[Dataset rows]
## begin

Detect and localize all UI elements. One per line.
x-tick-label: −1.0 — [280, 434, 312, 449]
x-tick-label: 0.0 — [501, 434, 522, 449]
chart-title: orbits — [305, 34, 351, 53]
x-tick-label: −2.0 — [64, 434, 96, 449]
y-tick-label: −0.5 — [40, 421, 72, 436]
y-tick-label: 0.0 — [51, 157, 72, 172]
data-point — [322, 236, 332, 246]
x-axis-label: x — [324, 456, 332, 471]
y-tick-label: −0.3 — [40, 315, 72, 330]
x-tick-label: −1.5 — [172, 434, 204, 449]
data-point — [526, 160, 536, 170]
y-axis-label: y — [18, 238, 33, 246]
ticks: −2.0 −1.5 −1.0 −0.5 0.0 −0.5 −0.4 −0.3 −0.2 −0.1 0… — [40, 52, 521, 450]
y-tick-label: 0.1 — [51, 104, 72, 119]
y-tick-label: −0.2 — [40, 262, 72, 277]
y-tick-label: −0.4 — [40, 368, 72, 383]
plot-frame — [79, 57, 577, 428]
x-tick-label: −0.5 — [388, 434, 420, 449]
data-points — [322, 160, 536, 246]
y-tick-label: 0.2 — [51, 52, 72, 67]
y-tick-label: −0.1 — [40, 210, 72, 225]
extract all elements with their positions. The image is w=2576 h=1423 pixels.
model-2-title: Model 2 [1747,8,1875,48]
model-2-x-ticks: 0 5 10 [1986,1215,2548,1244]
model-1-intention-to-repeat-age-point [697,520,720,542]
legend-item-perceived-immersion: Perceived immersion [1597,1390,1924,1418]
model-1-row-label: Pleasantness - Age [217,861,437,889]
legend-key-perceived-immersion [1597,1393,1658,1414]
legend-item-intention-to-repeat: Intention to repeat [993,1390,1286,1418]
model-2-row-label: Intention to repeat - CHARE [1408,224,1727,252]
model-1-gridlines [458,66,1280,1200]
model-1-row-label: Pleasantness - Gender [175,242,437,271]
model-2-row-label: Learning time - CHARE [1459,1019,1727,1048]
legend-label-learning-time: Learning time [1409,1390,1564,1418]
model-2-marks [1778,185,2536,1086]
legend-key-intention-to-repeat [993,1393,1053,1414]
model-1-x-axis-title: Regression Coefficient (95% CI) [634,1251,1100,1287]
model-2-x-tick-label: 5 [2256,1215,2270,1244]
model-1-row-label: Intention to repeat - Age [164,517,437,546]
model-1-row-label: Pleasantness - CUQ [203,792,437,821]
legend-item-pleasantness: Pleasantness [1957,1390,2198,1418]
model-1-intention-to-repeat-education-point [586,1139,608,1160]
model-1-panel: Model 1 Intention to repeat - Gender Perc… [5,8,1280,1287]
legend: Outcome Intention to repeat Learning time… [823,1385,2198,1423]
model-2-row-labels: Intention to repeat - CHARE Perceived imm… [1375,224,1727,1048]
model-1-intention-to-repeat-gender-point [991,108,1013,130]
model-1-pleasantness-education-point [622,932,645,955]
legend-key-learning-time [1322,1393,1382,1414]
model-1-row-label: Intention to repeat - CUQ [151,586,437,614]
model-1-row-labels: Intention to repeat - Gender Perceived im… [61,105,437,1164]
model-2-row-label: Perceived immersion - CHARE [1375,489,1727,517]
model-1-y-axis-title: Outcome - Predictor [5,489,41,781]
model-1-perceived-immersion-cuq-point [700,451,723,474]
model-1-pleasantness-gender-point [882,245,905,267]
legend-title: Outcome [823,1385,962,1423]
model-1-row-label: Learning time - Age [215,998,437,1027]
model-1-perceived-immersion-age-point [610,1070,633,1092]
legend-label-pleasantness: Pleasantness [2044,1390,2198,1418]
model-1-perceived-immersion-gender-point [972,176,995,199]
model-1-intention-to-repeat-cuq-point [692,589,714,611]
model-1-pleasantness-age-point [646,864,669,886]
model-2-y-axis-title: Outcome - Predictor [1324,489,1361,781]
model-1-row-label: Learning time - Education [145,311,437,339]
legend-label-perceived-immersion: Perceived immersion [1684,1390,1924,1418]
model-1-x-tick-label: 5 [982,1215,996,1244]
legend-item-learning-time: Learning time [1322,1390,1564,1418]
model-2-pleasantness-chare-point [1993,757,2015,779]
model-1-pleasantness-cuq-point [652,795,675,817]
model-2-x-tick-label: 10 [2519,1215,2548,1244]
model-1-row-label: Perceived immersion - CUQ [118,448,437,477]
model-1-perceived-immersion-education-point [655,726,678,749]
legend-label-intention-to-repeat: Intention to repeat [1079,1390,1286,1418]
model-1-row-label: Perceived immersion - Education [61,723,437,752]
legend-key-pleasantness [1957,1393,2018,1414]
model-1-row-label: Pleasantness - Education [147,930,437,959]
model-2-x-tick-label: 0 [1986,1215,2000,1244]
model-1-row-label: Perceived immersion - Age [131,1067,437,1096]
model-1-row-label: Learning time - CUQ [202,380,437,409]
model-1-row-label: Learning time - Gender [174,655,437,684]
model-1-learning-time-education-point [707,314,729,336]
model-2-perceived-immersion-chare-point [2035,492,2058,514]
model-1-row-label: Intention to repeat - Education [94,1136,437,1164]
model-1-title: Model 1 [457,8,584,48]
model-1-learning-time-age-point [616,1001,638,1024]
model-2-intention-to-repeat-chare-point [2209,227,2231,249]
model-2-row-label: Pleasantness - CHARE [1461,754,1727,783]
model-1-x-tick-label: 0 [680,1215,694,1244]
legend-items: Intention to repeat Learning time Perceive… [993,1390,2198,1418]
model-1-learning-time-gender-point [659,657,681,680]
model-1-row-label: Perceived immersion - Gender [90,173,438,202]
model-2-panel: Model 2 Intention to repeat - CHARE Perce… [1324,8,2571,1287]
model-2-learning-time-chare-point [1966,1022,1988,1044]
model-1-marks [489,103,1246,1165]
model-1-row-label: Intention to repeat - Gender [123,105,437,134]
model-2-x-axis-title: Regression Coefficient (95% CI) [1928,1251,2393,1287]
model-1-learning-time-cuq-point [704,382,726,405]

## end

**SET PROBLEM**
Rewrite the rows above, replacing every instance of "Regression Coefficient" with "Effect Estimate" and keeping all other text identical.

**FINISHED TASK**
Detect and localize all UI elements. One per line.
x-tick-label: −1.0 — [280, 434, 312, 449]
x-tick-label: 0.0 — [501, 434, 522, 449]
chart-title: orbits — [305, 34, 351, 53]
x-tick-label: −2.0 — [64, 434, 96, 449]
y-tick-label: −0.5 — [40, 421, 72, 436]
y-tick-label: 0.0 — [51, 157, 72, 172]
data-point — [322, 236, 332, 246]
x-axis-label: x — [324, 456, 332, 471]
y-tick-label: −0.3 — [40, 315, 72, 330]
x-tick-label: −1.5 — [172, 434, 204, 449]
data-point — [526, 160, 536, 170]
y-axis-label: y — [18, 238, 33, 246]
ticks: −2.0 −1.5 −1.0 −0.5 0.0 −0.5 −0.4 −0.3 −0.2 −0.1 0… — [40, 52, 521, 450]
y-tick-label: 0.1 — [51, 104, 72, 119]
y-tick-label: −0.2 — [40, 262, 72, 277]
y-tick-label: −0.4 — [40, 368, 72, 383]
plot-frame — [79, 57, 577, 428]
x-tick-label: −0.5 — [388, 434, 420, 449]
data-points — [322, 160, 536, 246]
y-tick-label: 0.2 — [51, 52, 72, 67]
y-tick-label: −0.1 — [40, 210, 72, 225]
extract all elements with their positions. The image is w=2576 h=1423 pixels.
model-2-title: Model 2 [1747,8,1875,48]
model-2-x-ticks: 0 5 10 [1986,1215,2548,1244]
model-1-intention-to-repeat-age-point [697,520,720,542]
legend-item-perceived-immersion: Perceived immersion [1597,1390,1924,1418]
model-1-row-label: Pleasantness - Age [217,861,437,889]
legend-key-perceived-immersion [1597,1393,1658,1414]
legend-item-intention-to-repeat: Intention to repeat [993,1390,1286,1418]
model-2-row-label: Intention to repeat - CHARE [1408,224,1727,252]
model-1-gridlines [458,66,1280,1200]
model-1-row-label: Pleasantness - Gender [175,242,437,271]
model-2-row-label: Learning time - CHARE [1459,1019,1727,1048]
legend-label-learning-time: Learning time [1409,1390,1564,1418]
model-2-marks [1778,185,2536,1086]
legend-key-intention-to-repeat [993,1393,1053,1414]
model-1-x-axis-title: Effect Estimate (95% CI) [634,1251,1100,1287]
model-2-x-tick-label: 5 [2256,1215,2270,1244]
model-1-row-label: Intention to repeat - Age [164,517,437,546]
model-1-row-label: Pleasantness - CUQ [203,792,437,821]
legend-item-pleasantness: Pleasantness [1957,1390,2198,1418]
model-1-intention-to-repeat-education-point [586,1139,608,1160]
model-1-panel: Model 1 Intention to repeat - Gender Perc… [5,8,1280,1287]
legend: Outcome Intention to repeat Learning time… [823,1385,2198,1423]
model-2-row-labels: Intention to repeat - CHARE Perceived imm… [1375,224,1727,1048]
model-1-intention-to-repeat-gender-point [991,108,1013,130]
model-1-pleasantness-education-point [622,932,645,955]
legend-key-learning-time [1322,1393,1382,1414]
model-1-row-label: Intention to repeat - CUQ [151,586,437,614]
model-1-row-labels: Intention to repeat - Gender Perceived im… [61,105,437,1164]
model-2-row-label: Perceived immersion - CHARE [1375,489,1727,517]
model-1-y-axis-title: Outcome - Predictor [5,489,41,781]
model-1-perceived-immersion-cuq-point [700,451,723,474]
model-1-pleasantness-gender-point [882,245,905,267]
legend-title: Outcome [823,1385,962,1423]
model-1-row-label: Learning time - Age [215,998,437,1027]
model-1-perceived-immersion-age-point [610,1070,633,1092]
legend-label-pleasantness: Pleasantness [2044,1390,2198,1418]
model-1-perceived-immersion-gender-point [972,176,995,199]
model-1-intention-to-repeat-cuq-point [692,589,714,611]
model-1-pleasantness-age-point [646,864,669,886]
model-2-y-axis-title: Outcome - Predictor [1324,489,1361,781]
model-1-row-label: Learning time - Education [145,311,437,339]
legend-label-perceived-immersion: Perceived immersion [1684,1390,1924,1418]
model-1-x-tick-label: 5 [982,1215,996,1244]
legend-item-learning-time: Learning time [1322,1390,1564,1418]
model-2-pleasantness-chare-point [1993,757,2015,779]
model-1-pleasantness-cuq-point [652,795,675,817]
model-2-x-tick-label: 10 [2519,1215,2548,1244]
model-1-row-label: Perceived immersion - CUQ [118,448,437,477]
model-1-perceived-immersion-education-point [655,726,678,749]
legend-label-intention-to-repeat: Intention to repeat [1079,1390,1286,1418]
model-1-row-label: Perceived immersion - Education [61,723,437,752]
legend-key-pleasantness [1957,1393,2018,1414]
model-1-row-label: Pleasantness - Education [147,930,437,959]
model-2-x-tick-label: 0 [1986,1215,2000,1244]
model-1-row-label: Perceived immersion - Age [131,1067,437,1096]
model-1-row-label: Learning time - CUQ [202,380,437,409]
model-1-row-label: Learning time - Gender [174,655,437,684]
model-1-learning-time-education-point [707,314,729,336]
model-2-perceived-immersion-chare-point [2035,492,2058,514]
model-1-row-label: Intention to repeat - Education [94,1136,437,1164]
model-1-title: Model 1 [457,8,584,48]
model-1-learning-time-age-point [616,1001,638,1024]
model-2-intention-to-repeat-chare-point [2209,227,2231,249]
model-2-row-label: Pleasantness - CHARE [1461,754,1727,783]
model-1-x-tick-label: 0 [680,1215,694,1244]
legend-items: Intention to repeat Learning time Perceive… [993,1390,2198,1418]
model-1-learning-time-gender-point [659,657,681,680]
model-1-row-label: Perceived immersion - Gender [90,173,438,202]
model-2-panel: Model 2 Intention to repeat - CHARE Perce… [1324,8,2571,1287]
model-2-learning-time-chare-point [1966,1022,1988,1044]
model-1-marks [489,103,1246,1165]
model-1-row-label: Intention to repeat - Gender [123,105,437,134]
model-2-x-axis-title: Effect Estimate (95% CI) [1928,1251,2393,1287]
model-1-learning-time-cuq-point [704,382,726,405]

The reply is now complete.